DO THIS » Copy each entry as it stands, leaving nothing out.

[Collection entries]
============

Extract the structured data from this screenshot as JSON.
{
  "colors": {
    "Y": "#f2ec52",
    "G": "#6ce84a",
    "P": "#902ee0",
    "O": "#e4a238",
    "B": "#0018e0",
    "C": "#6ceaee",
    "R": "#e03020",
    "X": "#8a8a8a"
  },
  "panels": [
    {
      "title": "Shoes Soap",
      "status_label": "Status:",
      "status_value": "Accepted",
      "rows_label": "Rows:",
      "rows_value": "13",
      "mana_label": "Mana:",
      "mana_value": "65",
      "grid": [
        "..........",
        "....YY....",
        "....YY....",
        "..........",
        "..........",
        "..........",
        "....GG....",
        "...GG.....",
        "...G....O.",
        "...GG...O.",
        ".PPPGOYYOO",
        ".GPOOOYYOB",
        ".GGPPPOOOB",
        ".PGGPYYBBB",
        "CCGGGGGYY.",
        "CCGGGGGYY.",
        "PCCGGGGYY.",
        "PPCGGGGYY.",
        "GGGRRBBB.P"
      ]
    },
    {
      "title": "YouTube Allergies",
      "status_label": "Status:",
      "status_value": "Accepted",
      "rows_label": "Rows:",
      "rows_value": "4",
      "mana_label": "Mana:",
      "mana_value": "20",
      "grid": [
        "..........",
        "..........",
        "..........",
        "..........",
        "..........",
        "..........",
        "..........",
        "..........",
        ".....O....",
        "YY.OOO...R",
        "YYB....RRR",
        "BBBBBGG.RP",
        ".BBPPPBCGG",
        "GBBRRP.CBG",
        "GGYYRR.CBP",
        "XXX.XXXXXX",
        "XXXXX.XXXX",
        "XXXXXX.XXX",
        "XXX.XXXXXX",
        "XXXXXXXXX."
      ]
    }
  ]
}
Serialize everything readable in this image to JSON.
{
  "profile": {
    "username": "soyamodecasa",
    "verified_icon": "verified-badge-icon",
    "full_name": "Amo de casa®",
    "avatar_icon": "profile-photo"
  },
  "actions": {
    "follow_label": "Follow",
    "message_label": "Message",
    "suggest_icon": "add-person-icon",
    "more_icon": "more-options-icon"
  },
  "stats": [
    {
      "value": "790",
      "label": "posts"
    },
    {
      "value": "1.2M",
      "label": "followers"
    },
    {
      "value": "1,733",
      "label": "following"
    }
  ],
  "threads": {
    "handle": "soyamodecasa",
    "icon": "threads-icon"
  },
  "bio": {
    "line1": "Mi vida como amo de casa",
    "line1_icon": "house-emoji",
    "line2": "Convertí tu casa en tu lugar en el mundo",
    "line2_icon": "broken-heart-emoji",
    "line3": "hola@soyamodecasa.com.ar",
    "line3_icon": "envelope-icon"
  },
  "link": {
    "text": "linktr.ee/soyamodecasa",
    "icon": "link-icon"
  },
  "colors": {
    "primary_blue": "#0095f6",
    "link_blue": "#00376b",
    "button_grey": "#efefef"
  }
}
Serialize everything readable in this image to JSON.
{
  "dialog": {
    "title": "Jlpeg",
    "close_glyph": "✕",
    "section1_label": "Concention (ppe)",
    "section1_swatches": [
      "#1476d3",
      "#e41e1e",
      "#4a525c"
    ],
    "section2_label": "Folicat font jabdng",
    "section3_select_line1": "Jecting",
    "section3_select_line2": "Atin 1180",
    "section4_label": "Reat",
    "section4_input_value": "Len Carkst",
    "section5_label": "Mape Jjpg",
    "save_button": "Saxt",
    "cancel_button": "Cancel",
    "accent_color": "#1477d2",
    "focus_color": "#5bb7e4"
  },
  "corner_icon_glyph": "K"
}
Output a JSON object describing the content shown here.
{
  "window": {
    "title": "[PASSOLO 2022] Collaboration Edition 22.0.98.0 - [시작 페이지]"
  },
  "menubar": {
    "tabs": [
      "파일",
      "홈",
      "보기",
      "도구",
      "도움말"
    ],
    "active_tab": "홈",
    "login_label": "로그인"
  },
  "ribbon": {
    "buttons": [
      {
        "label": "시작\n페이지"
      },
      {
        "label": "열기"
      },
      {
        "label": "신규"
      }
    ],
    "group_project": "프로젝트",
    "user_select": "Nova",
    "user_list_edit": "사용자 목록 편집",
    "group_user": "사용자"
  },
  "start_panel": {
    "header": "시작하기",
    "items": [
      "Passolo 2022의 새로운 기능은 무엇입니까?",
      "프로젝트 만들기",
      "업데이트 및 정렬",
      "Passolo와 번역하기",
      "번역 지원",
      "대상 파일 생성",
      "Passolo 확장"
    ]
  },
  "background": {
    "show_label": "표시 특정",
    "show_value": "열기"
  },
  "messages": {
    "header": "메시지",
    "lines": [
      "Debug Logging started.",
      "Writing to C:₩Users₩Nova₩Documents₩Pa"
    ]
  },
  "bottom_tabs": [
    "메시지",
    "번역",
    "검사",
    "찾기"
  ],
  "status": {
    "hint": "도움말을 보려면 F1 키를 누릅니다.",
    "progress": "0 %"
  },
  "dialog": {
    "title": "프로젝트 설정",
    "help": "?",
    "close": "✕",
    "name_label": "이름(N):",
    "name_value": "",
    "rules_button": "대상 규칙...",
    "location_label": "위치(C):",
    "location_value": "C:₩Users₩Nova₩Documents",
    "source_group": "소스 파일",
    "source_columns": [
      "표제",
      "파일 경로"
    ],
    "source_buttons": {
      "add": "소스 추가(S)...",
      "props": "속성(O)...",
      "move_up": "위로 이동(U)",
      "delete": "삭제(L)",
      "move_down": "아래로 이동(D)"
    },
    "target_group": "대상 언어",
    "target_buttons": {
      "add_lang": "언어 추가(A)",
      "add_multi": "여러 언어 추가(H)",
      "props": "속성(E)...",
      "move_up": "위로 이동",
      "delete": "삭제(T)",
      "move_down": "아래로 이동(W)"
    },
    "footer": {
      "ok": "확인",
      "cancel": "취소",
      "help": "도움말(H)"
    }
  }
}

============

SOLVED PROBLEM »
Extract the structured data from this screenshot as JSON.
{
  "colors": {
    "Y": "#f2ec52",
    "G": "#6ce84a",
    "P": "#902ee0",
    "O": "#e4a238",
    "B": "#0018e0",
    "C": "#6ceaee",
    "R": "#e03020",
    "X": "#8a8a8a"
  },
  "panels": [
    {
      "title": "Shoes Soap",
      "status_label": "Status:",
      "status_value": "Accepted",
      "rows_label": "Rows:",
      "rows_value": "13",
      "mana_label": "Mana:",
      "mana_value": "65",
      "grid": [
        "..........",
        "....YY....",
        "....YY....",
        "..........",
        "..........",
        "..........",
        "....GG....",
        "...GG.....",
        "...G....O.",
        "...GG...O.",
        ".PPPGOYYOO",
        ".GPOOOYYOB",
        ".GGPPPOOOB",
        ".PGGPYYBBB",
        "CCGGGGGYY.",
        "CCGGGGGYY.",
        "PCCGGGGYY.",
        "PPCGGGGYY.",
        "GGGRRBBB.P"
      ]
    },
    {
      "title": "YouTube Allergies",
      "status_label": "Status:",
      "status_value": "Accepted",
      "rows_label": "Rows:",
      "rows_value": "4",
      "mana_label": "Mana:",
      "mana_value": "20",
      "grid": [
        "..........",
        "..........",
        "..........",
        "..........",
        "..........",
        "..........",
        "..........",
        "..........",
        ".....O....",
        "YY.OOO...R",
        "YYB....RRR",
        "BBBBBGG.RP",
        ".BBPPPBCGG",
        "GBBRRP.CBG",
        "GGYYRR.CBP",
        "XXX.XXXXXX",
        "XXXXX.XXXX",
        "XXXXXX.XXX",
        "XXX.XXXXXX",
        "XXXXXXXXX."
      ]
    }
  ]
}
Serialize everything readable in this image to JSON.
{
  "profile": {
    "username": "soyamodecasa",
    "verified_icon": "verified-badge-icon",
    "full_name": "Amo de casa®",
    "avatar_icon": "profile-photo"
  },
  "actions": {
    "follow_label": "Follow",
    "message_label": "Message",
    "suggest_icon": "add-person-icon",
    "more_icon": "more-options-icon"
  },
  "stats": [
    {
      "value": "790",
      "label": "posts"
    },
    {
      "value": "1.2M",
      "label": "followers"
    },
    {
      "value": "1,733",
      "label": "following"
    }
  ],
  "threads": {
    "handle": "soyamodecasa",
    "icon": "threads-icon"
  },
  "bio": {
    "line1": "Mi vida como amo de casa",
    "line1_icon": "house-emoji",
    "line2": "Convertí tu casa en tu lugar en el mundo",
    "line2_icon": "broken-heart-emoji",
    "line3": "hola@soyamodecasa.com.ar",
    "line3_icon": "envelope-icon"
  },
  "link": {
    "text": "linktr.ee/soyamodecasa",
    "icon": "link-icon"
  },
  "colors": {
    "primary_blue": "#0095f6",
    "link_blue": "#00376b",
    "button_grey": "#efefef"
  }
}
Serialize everything readable in this image to JSON.
{
  "dialog": {
    "title": "Jlpeg",
    "close_glyph": "✕",
    "section1_label": "Concention (ppe)",
    "section1_swatches": [
      "#1476d3",
      "#e41e1e",
      "#4a525c"
    ],
    "section2_label": "Folicat font jabdng",
    "section3_select_line1": "Jecting",
    "section3_select_line2": "Atin 1180",
    "section4_label": "Reat",
    "section4_input_value": "Len Carkst",
    "section5_label": "Mape Jjpg",
    "save_button": "Saxt",
    "cancel_button": "Cancel",
    "accent_color": "#1477d2",
    "focus_color": "#5bb7e4"
  },
  "corner_icon_glyph": "K"
}
Output a JSON object describing the content shown here.
{
  "window": {
    "title": "[PASSOLO 2022] Collaboration Edition 22.0.98.0 - [시작 페이지]"
  },
  "menubar": {
    "tabs": [
      "파일",
      "홈",
      "보기",
      "도구",
      "도움말"
    ],
    "active_tab": "홈",
    "login_label": "로그인"
  },
  "ribbon": {
    "buttons": [
      {
        "label": "시작\n페이지"
      },
      {
        "label": "열기"
      },
      {
        "label": "신규"
      }
    ],
    "group_project": "프로젝트",
    "user_select": "Nova",
    "user_list_edit": "사용자 목록 편집",
    "group_user": "사용자"
  },
  "start_panel": {
    "header": "시작하기",
    "items": [
      "Passolo 2022의 새로운 기능은 무엇입니까?",
      "프로젝트 만들기",
      "업데이트 및 정렬",
      "Passolo와 번역하기",
      "번역 지원",
      "대상 파일 생성",
      "Passolo 확장"
    ]
  },
  "background": {
    "show_label": "표시 특정",
    "show_value": "열기"
  },
  "messages": {
    "header": "메시지",
    "lines": [
      "Debug Logging started.",
      "Writing to C:₩Users₩Nova₩Documents₩Pa"
    ]
  },
  "bottom_tabs": [
    "메시지",
    "번역",
    "검사",
    "찾기"
  ],
  "status": {
    "hint": "도움말을 보려면 F1 키를 누릅니다.",
    "progress": "0 %"
  },
  "dialog": {
    "title": "프로젝트 설정",
    "help": "?",
    "close": "✕",
    "name_label": "이름(N):",
    "name_value": "",
    "rules_button": "대상 규칙...",
    "location_label": "위치(C):",
    "location_value": "C:₩Users₩Nova₩Documents",
    "source_group": "소스 파일",
    "source_columns": [
      "표제",
      "파일 경로"
    ],
    "source_buttons": {
      "add": "소스 추가(S)...",
      "props": "속성(O)...",
      "move_up": "위로 이동(U)",
      "delete": "삭제(L)",
      "move_down": "아래로 이동(D)"
    },
    "target_group": "대상 언어",
    "target_buttons": {
      "add_lang": "언어 추가(A)",
      "add_multi": "여러 언어 추가(H)",
      "props": "속성(E)...",
      "move_up": "위로 이동",
      "delete": "삭제(T)",
      "move_down": "아래로 이동(W)"
    },
    "footer": {
      "ok": "확인",
      "cancel": "취소",
      "help": "도움말(H)"
    }
  }
}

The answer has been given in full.